Stated task - Repeat the records exactly. Every line must match.

Recorded data
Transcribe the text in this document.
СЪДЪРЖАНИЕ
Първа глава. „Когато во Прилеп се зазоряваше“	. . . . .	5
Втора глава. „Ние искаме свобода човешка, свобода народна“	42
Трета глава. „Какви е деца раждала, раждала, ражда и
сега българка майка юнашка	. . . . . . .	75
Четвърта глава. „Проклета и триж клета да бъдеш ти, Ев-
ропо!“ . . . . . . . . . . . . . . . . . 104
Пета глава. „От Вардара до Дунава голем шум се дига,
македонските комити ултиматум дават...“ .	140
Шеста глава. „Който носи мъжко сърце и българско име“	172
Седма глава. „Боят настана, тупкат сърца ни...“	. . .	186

Response to this exercise -
Transcribe the text in this document.
СЪДЪРЖАНИЕ
Първа глава. „Когато во Прилеп се зазоряваше“	. . . . .	5
Втора глава. „Ние искаме свобода човешка, свобода народна“	42
Трета глава. „Какви е деца раждала, раждала, ражда и
сега българка майка юнашка	. . . . . . .	75
Четвърта глава. „Проклета и триж клета да бъдеш ти, Ев-
ропо!“ . . . . . . . . . . . . . . . . . 104
Пета глава. „От Вардара до Дунава голем шум се дига,
македонските комити ултиматум дават...“ .	140
Шеста глава. „Който носи мъжко сърце и българско име“	172
Седма глава. „Боят настана, тупкат сърца ни...“	. . .	186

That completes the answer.